* [Available data]
begin

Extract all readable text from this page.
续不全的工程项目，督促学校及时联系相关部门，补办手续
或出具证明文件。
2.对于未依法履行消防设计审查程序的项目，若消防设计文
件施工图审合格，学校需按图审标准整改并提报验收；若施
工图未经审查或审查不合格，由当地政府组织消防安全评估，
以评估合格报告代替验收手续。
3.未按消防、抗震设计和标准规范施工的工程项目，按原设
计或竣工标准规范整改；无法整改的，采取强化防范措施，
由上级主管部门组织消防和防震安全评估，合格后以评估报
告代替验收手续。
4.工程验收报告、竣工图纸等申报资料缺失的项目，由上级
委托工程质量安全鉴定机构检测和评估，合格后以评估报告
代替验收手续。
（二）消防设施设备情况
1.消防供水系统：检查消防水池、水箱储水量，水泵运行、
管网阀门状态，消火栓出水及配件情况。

end

* [What the task asks]
Copy each record from above exactly, and include every line.

* [Answer to the task]
Extract all readable text from this page.
续不全的工程项目，督促学校及时联系相关部门，补办手续
或出具证明文件。
2.对于未依法履行消防设计审查程序的项目，若消防设计文
件施工图审合格，学校需按图审标准整改并提报验收；若施
工图未经审查或审查不合格，由当地政府组织消防安全评估，
以评估合格报告代替验收手续。
3.未按消防、抗震设计和标准规范施工的工程项目，按原设
计或竣工标准规范整改；无法整改的，采取强化防范措施，
由上级主管部门组织消防和防震安全评估，合格后以评估报
告代替验收手续。
4.工程验收报告、竣工图纸等申报资料缺失的项目，由上级
委托工程质量安全鉴定机构检测和评估，合格后以评估报告
代替验收手续。
（二）消防设施设备情况
1.消防供水系统：检查消防水池、水箱储水量，水泵运行、
管网阀门状态，消火栓出水及配件情况。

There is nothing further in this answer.